Implement a class Prerequisites which contains a method orderClasses. The
method takes a String[] that contains the classes you must take and returns a
String[] of classes in the order the classes should be taken so that all
prerequisites are met.
String[] elements will be of the form (and TopCoder will ensure this):
"CLASS: PRE1 PRE2 ..." where PRE1 and PRE2 are prerequisites of CLASS. CLASS,
PRE1, PRE2, ... consist of a department name (3 or 4 capital letters, A-Z
inclusive) followed by a class number (an integer between 100 and 999,
inclusive). The department name should be immediately followed by the class
number with no additional characters, numbers or spaces (i.e. MATH217). It is
not necessary for a class to have prerequisites. In such a case, the colon is
the last character in the String.
You can only take one class at a time, therefore, use the following rules to
determine which class to take :
1) Any prerequisite class(es) listed for a class must be taken before the class
can be taken.
2) If multiple classes can be taken at the same time, you take the one with the
lowest number first, regardless of department.
3) If multiple classes with the same number can be taken at the same time, you
take the department name which comes first in alphabetical order.
4) If the inputted course schedule has errors, return a String[] of length 0.
There is an error if it is impossible to return the classes in an order such
that all prerequisites are met, or if a prerequisite is a course that does not
have its own entry in the inputted String[].
Examples of valid input Strings are:
"CSE111: CSE110 MATH101"
"CSE110:"
Examples of invalid input Strings are:
"CS117:" (department name must consist of 3 - 4 capital letters, inclusive)
"cs117:" (department name must consist of 3 - 4 capital letters, inclusive)
"CS9E11:" (department name must be letters only)
"CSE110: " (no trailing spaces allowed)
"CSE110: CSE101 " (no trailing spaces allowed)
"MATH211: MAM2222" (class number to large)
"MATH211: MAM22" (class number to small)
"ENGIN517: MATH211" (department name to large)
------------------------------
● Given request A
Give every example string that the problem statement lists as invalid input.
● Given request B
Reproduce the problem statement from "Examples of valid" up to and including "be letters only)".
------------------------------
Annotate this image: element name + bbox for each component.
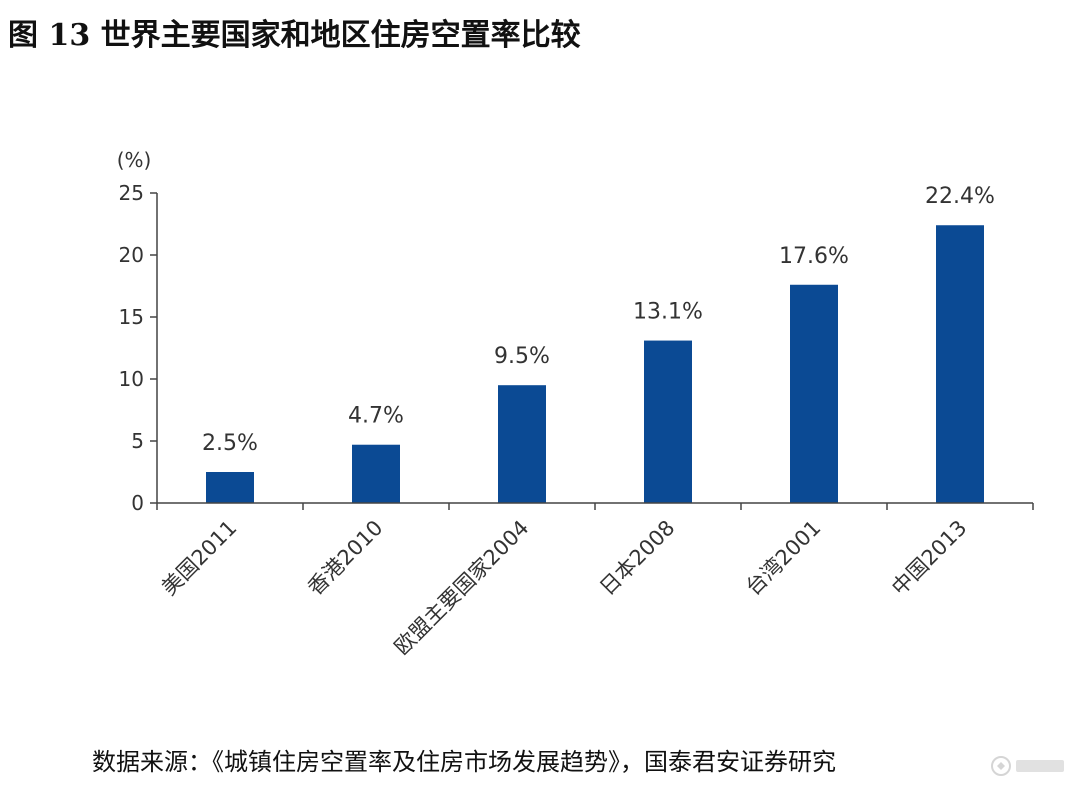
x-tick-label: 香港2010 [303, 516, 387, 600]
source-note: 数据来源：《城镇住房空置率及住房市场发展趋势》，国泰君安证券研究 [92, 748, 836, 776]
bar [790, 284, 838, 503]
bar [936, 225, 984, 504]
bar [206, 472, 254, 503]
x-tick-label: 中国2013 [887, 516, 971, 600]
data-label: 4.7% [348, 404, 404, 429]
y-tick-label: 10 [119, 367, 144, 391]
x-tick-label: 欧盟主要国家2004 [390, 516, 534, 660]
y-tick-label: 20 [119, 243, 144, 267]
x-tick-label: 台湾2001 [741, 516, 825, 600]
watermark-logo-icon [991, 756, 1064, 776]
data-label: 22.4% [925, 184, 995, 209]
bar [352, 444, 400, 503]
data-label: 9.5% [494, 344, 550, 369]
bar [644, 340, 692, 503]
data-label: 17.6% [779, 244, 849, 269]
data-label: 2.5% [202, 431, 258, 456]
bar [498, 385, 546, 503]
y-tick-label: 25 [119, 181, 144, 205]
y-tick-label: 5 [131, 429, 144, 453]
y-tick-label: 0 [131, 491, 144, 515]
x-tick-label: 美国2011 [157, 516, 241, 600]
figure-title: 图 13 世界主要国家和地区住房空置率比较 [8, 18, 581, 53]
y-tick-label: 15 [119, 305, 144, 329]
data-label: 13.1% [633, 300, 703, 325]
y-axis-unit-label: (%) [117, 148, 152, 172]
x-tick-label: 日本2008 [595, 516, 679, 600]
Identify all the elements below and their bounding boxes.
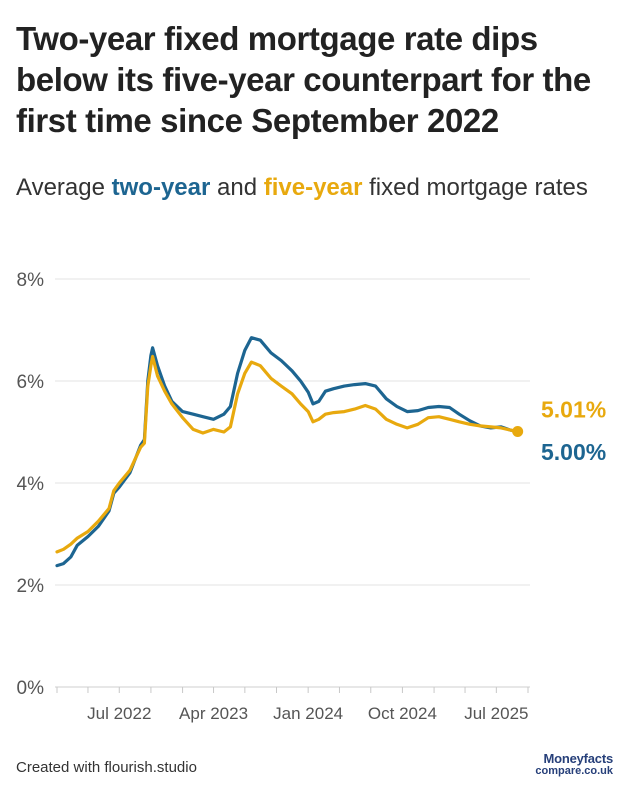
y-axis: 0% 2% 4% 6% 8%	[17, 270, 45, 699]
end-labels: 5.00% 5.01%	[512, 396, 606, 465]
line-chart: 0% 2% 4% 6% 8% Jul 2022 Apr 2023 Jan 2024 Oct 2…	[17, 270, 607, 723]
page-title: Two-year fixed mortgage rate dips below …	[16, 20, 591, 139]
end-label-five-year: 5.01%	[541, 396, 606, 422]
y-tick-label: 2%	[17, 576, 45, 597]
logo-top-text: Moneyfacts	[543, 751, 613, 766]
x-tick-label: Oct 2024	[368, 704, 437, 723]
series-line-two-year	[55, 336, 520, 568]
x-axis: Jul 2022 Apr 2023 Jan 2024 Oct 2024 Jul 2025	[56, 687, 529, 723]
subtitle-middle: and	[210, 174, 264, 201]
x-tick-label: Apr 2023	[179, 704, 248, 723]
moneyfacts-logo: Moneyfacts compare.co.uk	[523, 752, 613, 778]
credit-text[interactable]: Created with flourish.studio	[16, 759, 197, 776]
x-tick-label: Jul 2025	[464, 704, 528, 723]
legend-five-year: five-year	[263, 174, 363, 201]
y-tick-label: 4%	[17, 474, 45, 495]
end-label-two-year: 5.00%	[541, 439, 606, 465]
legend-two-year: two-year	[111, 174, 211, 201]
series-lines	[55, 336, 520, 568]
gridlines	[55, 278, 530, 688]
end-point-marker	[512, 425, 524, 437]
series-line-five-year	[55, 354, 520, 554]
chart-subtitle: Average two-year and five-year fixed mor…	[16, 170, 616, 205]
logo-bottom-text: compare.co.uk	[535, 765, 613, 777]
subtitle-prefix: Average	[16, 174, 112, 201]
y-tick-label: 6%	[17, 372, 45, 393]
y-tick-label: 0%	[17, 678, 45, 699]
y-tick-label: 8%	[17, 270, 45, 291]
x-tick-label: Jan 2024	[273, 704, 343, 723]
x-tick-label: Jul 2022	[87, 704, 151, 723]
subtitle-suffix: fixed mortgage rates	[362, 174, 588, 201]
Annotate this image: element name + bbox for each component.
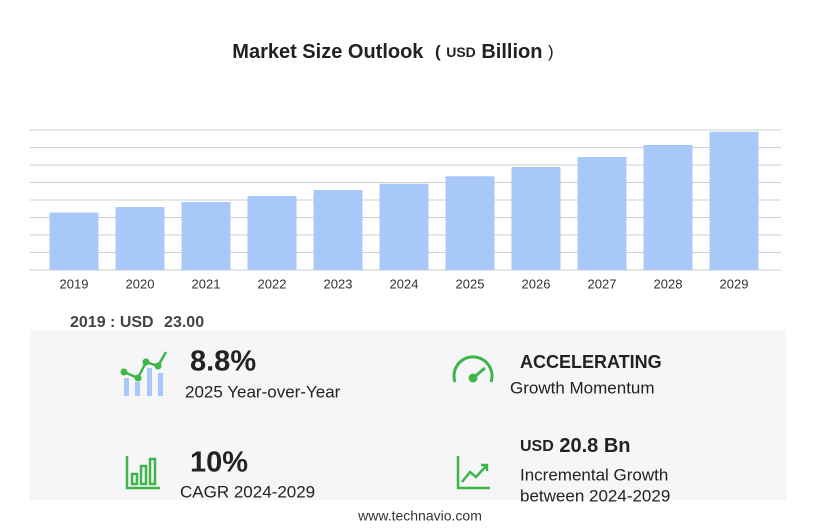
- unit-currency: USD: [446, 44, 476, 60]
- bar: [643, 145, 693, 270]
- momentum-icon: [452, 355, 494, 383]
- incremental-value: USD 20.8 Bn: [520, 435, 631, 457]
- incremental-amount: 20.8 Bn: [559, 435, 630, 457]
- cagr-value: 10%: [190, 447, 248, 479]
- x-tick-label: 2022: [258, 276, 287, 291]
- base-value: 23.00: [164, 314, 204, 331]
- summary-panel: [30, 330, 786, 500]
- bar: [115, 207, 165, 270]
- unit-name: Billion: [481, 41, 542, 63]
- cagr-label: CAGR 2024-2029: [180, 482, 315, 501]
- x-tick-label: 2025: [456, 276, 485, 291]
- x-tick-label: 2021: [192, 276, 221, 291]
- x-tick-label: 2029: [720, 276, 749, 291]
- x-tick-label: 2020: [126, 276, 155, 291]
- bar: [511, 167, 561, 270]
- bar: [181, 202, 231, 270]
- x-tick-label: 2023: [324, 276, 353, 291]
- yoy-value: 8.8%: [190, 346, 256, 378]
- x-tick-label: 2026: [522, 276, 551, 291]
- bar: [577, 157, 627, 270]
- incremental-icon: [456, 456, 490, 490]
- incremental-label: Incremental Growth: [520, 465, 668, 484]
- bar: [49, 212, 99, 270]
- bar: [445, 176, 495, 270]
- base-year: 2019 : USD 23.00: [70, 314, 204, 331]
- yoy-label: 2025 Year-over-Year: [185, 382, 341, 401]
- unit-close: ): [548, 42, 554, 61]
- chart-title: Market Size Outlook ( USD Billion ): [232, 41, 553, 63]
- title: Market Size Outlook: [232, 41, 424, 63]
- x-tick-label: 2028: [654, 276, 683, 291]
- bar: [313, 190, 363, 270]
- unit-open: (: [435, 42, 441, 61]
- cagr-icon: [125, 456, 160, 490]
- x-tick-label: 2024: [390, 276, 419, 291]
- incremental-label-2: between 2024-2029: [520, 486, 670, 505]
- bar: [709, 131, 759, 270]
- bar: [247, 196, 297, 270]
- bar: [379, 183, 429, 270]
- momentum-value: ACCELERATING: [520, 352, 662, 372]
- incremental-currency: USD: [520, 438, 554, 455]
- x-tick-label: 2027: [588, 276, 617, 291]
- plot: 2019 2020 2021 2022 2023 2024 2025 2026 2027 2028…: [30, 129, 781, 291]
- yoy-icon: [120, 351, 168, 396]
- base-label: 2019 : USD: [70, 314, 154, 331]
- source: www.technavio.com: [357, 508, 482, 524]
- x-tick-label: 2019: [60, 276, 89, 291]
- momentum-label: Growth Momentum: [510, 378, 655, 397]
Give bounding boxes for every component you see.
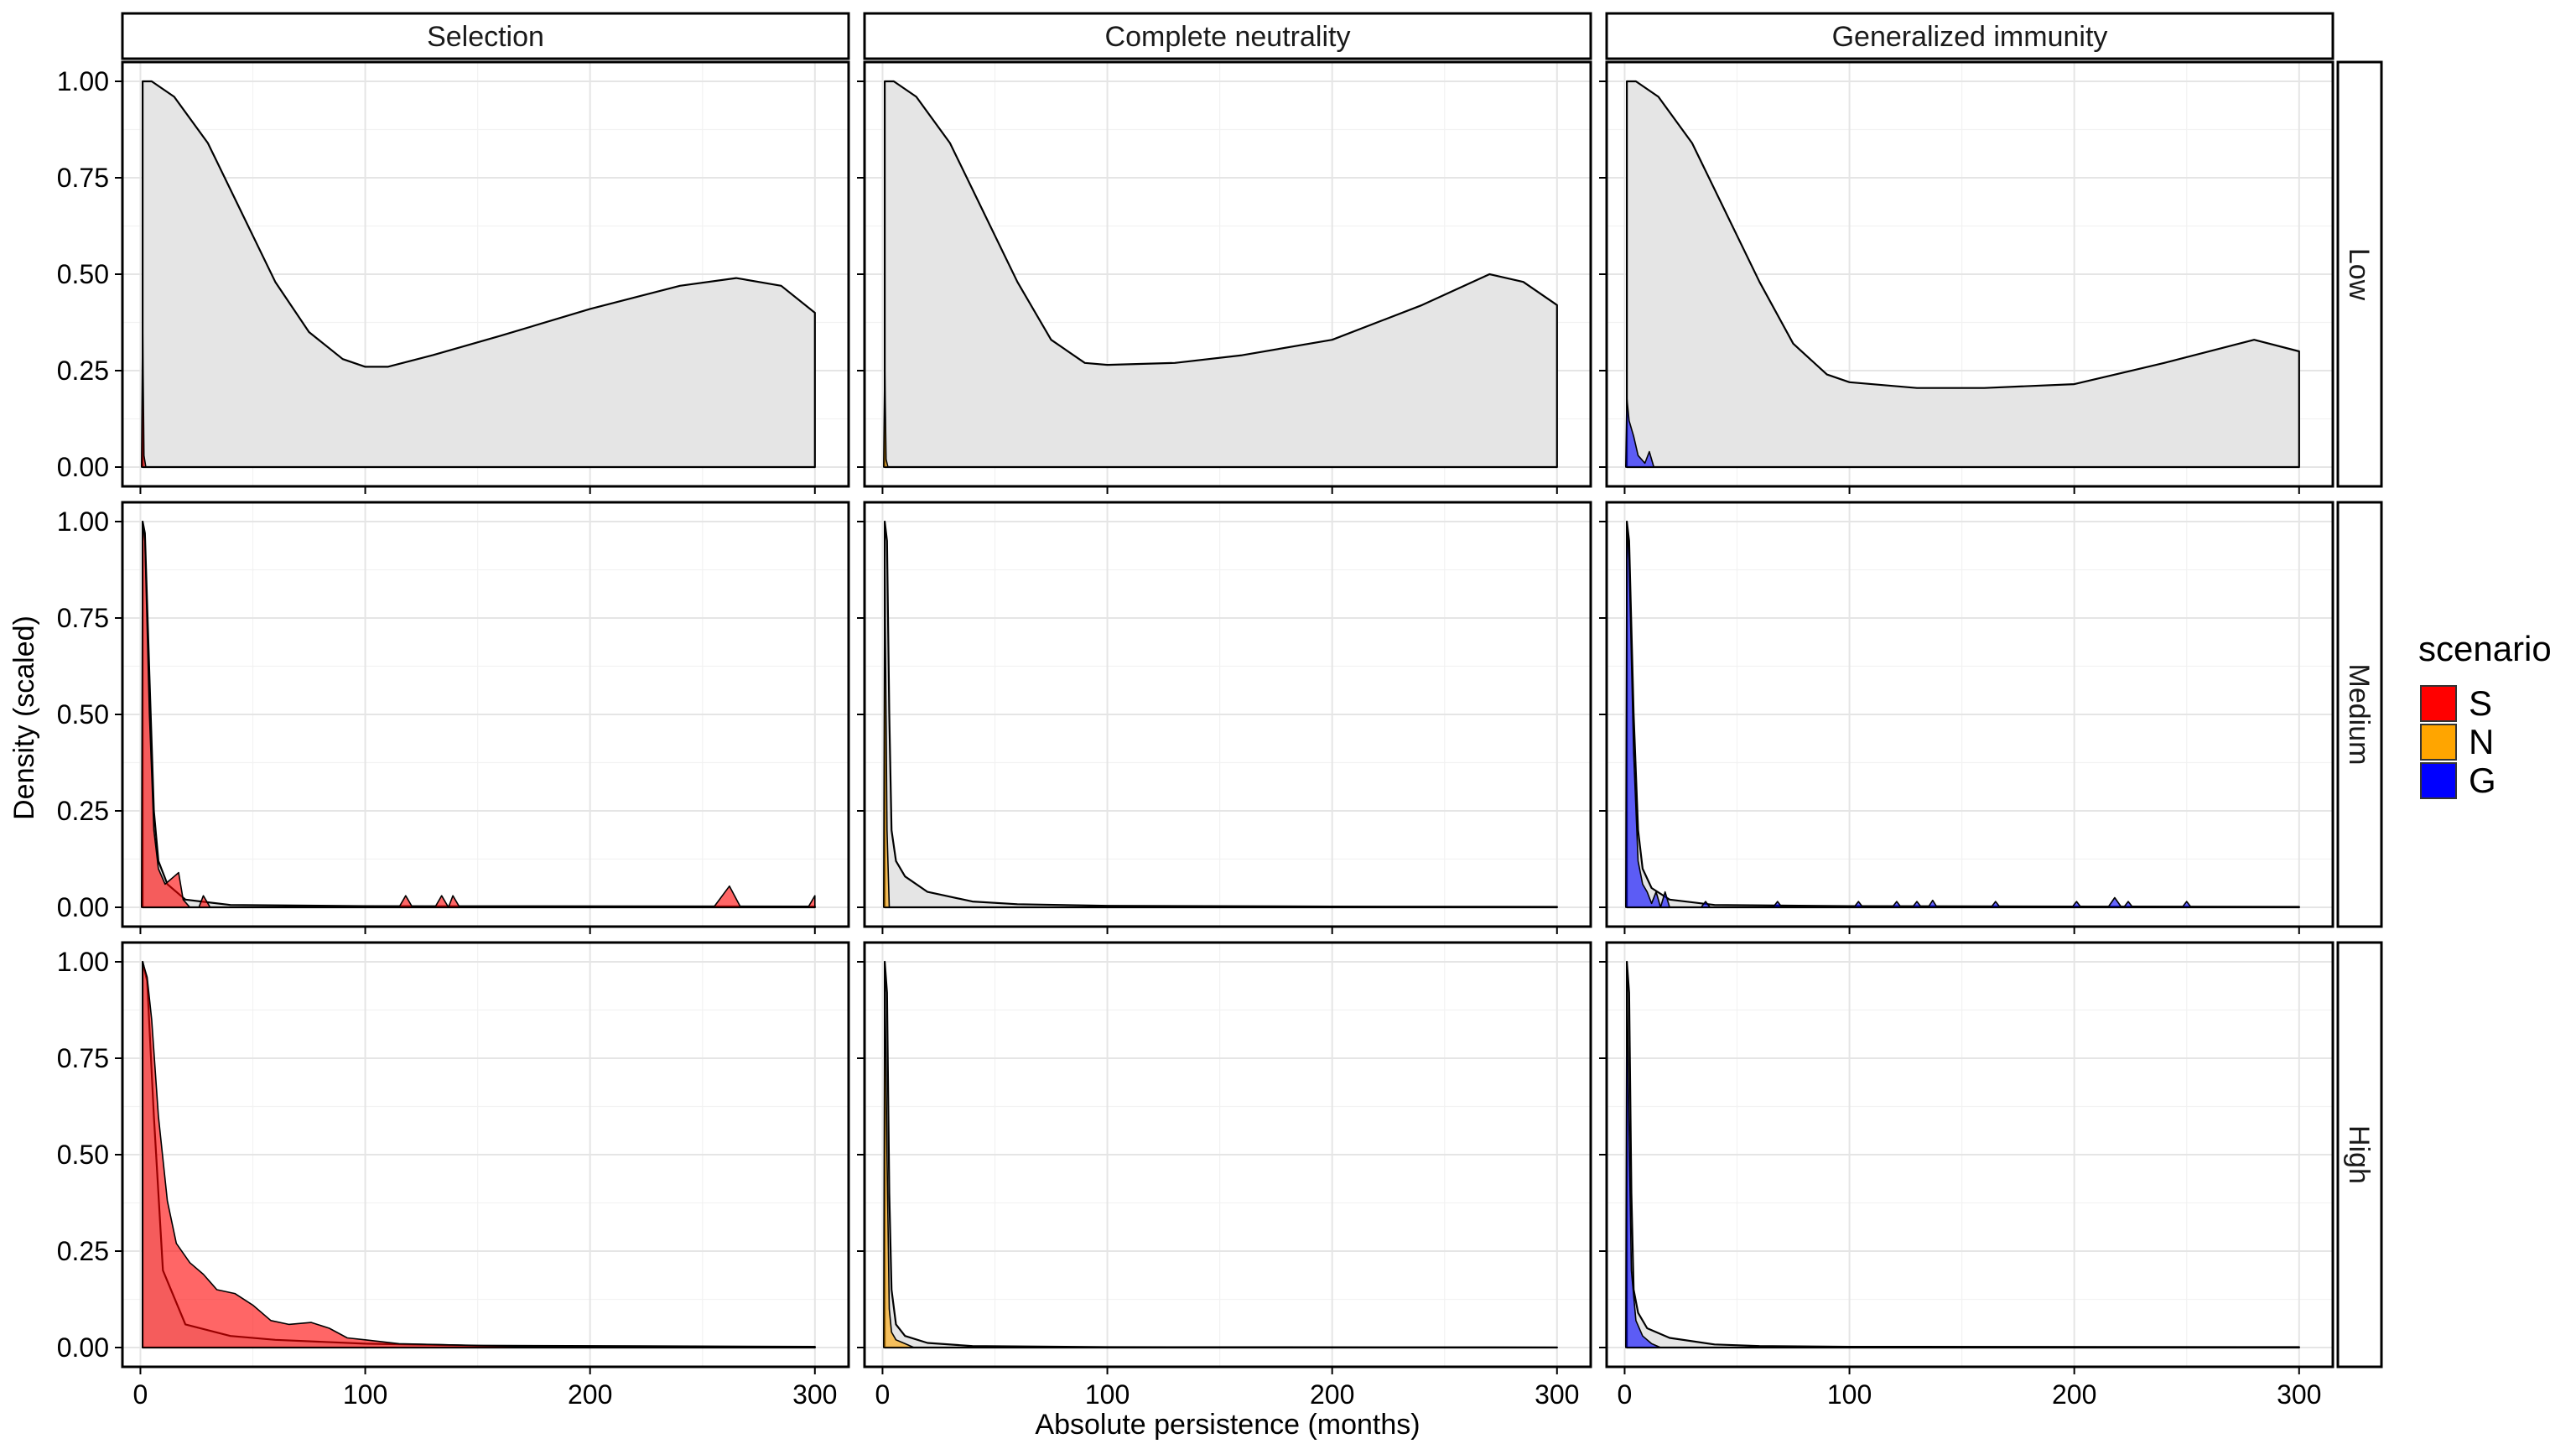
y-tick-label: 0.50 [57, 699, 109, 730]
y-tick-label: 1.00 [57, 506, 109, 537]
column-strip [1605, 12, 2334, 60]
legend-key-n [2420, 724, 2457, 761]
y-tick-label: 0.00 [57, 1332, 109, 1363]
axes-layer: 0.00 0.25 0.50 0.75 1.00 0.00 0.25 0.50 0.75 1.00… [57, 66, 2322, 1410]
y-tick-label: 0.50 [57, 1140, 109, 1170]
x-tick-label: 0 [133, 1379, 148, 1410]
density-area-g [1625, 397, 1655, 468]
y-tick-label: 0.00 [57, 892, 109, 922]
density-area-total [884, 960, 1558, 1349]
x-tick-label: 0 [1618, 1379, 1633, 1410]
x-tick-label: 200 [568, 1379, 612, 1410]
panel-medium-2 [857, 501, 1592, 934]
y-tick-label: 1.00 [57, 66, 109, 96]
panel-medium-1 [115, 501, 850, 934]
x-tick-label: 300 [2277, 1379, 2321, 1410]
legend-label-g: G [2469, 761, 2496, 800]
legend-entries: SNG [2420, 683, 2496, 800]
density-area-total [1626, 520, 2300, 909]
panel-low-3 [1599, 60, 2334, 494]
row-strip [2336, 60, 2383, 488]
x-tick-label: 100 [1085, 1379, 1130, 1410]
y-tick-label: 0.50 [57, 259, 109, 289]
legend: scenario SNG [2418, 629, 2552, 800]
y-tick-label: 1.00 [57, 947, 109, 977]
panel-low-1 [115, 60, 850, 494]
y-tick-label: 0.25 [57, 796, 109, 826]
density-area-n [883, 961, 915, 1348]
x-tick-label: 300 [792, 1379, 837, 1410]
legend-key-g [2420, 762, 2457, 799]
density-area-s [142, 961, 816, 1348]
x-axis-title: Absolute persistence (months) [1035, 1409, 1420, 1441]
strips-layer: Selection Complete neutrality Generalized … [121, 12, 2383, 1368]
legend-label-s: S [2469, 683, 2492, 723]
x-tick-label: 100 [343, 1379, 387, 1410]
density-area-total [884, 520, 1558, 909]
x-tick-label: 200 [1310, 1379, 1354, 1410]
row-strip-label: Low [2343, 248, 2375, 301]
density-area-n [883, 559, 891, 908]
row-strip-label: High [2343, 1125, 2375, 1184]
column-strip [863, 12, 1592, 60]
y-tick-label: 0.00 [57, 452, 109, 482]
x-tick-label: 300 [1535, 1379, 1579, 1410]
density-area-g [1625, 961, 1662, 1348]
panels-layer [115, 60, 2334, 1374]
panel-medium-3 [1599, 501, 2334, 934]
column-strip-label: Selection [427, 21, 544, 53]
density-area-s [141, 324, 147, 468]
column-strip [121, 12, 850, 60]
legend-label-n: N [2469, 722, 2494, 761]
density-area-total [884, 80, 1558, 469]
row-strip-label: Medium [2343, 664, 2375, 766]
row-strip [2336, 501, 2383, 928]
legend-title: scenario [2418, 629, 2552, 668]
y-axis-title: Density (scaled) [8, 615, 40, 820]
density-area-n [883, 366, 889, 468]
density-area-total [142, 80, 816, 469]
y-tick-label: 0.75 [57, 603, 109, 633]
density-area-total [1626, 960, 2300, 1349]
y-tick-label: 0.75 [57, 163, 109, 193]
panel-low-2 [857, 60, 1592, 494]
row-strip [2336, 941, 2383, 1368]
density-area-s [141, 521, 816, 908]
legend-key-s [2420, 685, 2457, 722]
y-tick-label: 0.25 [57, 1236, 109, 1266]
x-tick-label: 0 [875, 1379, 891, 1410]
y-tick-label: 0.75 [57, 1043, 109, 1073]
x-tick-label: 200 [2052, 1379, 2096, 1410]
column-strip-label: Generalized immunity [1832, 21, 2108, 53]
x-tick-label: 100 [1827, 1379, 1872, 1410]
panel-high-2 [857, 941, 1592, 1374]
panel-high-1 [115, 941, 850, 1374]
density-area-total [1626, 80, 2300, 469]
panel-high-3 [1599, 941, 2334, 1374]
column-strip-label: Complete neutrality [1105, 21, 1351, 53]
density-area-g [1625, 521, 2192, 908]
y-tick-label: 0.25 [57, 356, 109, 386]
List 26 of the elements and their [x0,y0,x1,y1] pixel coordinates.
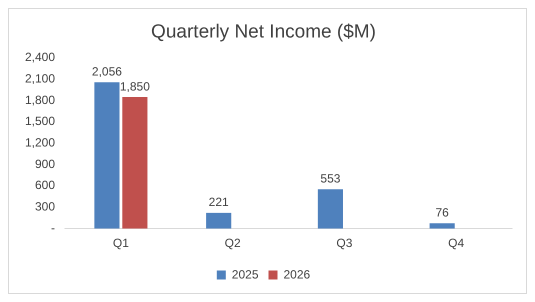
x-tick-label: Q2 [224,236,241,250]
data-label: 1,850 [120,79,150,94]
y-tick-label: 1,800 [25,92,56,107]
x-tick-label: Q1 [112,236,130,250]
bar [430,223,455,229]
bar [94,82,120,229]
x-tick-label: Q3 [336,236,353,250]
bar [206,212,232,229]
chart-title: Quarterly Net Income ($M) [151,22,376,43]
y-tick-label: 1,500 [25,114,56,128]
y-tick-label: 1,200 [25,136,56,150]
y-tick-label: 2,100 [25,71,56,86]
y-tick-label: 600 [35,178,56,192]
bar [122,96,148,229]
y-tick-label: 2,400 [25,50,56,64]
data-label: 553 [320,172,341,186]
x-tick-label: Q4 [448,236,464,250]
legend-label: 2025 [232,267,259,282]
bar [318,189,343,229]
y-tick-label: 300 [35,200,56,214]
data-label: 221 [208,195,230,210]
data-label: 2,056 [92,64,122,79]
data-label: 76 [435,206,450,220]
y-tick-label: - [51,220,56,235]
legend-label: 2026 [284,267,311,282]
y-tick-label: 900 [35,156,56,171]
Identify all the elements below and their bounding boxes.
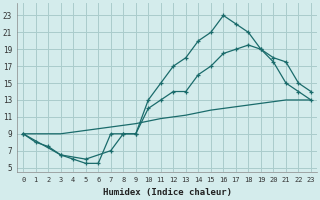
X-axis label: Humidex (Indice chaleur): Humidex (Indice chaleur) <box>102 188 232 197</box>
------------------------------
● Correct response A
"CS117:"
"cs117:"
"CS9E11:"
"CSE110: "
"CSE110: CSE101 "
"MATH211: MAM2222"
"MATH211: MAM22"
"ENGIN517: MATH211"

● Correct response B
Examples of valid input Strings are:
"CSE111: CSE110 MATH101"
"CSE110:"
Examples of invalid input Strings are:
"CS117:" (department name must consist of 3 - 4 capital letters, inclusive)
"cs117:" (department name must consist of 3 - 4 capital letters, inclusive)
"CS9E11:" (department name must be letters only)